### [REQUIREMENT]
Comb through the entries for "terkait" and pull out each line that holds it.

### [Saved data entries]
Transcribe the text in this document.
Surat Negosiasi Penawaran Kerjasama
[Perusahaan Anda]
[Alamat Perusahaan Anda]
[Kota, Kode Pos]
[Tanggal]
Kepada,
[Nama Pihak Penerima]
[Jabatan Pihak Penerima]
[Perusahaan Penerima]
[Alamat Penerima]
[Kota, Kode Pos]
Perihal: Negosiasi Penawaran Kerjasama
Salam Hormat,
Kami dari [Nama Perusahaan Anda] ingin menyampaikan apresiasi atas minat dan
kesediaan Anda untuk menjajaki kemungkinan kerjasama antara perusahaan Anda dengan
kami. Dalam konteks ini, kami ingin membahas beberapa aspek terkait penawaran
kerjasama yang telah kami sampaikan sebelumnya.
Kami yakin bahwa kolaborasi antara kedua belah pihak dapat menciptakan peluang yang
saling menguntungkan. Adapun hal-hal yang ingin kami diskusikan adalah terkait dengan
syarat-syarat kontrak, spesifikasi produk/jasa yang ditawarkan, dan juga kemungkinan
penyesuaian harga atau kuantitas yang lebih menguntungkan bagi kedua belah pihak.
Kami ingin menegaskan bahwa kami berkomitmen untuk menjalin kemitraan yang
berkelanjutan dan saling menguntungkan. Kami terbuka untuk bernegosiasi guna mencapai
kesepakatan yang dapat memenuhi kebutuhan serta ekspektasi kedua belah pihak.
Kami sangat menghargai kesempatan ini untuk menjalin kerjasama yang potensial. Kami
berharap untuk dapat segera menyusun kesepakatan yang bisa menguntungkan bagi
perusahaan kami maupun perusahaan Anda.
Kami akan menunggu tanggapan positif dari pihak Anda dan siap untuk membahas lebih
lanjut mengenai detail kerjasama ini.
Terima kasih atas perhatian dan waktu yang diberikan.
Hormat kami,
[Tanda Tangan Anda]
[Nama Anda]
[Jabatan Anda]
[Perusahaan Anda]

### [WORKED SOLUTION]
kami. Dalam konteks ini, kami ingin membahas beberapa aspek terkait penawaran
saling menguntungkan. Adapun hal-hal yang ingin kami diskusikan adalah terkait dengan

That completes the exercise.